| WHAT NEEDS TO BE DONE |
Check each line of the material below for "ohne". Report how many have it, with no other words.

Figure content listings
^^^^^^^^^^^^^^^^

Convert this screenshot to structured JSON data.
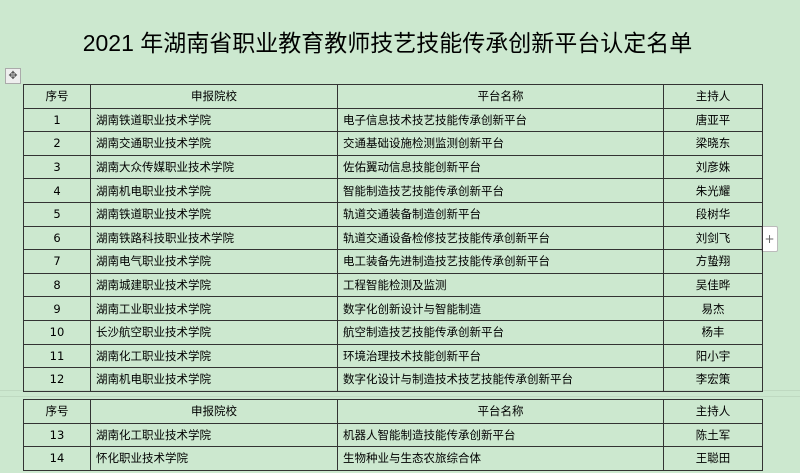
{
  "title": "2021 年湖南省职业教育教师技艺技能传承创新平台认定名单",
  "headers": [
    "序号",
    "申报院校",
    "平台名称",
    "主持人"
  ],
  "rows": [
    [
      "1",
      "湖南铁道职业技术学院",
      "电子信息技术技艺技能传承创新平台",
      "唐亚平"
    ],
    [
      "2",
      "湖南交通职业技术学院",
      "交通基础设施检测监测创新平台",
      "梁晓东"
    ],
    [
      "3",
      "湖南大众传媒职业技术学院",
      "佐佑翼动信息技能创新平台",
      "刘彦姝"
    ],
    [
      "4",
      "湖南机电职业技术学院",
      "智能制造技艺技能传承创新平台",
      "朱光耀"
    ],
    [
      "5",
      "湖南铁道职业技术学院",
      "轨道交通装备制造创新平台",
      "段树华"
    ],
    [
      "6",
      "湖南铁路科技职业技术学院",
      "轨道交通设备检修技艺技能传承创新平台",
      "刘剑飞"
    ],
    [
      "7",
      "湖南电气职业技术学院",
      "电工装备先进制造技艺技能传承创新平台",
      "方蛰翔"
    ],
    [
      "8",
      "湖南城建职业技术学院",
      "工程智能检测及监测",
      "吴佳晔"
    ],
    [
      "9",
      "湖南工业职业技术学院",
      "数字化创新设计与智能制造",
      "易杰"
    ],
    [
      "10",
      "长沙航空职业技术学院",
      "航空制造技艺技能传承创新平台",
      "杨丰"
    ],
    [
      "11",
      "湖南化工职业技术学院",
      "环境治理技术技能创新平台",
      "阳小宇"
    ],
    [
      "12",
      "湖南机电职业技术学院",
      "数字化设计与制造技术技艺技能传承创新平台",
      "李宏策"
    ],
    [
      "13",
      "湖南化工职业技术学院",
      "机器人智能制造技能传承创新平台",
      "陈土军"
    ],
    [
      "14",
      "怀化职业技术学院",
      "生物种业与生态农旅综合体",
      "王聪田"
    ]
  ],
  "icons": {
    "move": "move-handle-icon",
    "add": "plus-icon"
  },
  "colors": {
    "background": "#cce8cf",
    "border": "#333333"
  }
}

^^^^^^^^^^^^^^^^

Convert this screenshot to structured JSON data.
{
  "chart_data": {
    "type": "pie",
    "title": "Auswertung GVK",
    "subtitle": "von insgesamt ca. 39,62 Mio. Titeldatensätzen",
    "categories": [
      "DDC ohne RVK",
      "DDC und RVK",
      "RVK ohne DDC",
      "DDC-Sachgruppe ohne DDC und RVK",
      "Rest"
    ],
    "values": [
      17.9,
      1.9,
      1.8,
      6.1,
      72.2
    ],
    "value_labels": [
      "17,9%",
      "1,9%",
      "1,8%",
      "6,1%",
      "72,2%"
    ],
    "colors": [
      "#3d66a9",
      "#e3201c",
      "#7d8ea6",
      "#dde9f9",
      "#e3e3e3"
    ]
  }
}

^^^^^^^^^^^^^^^^

| REPLY TO THE TASK |
3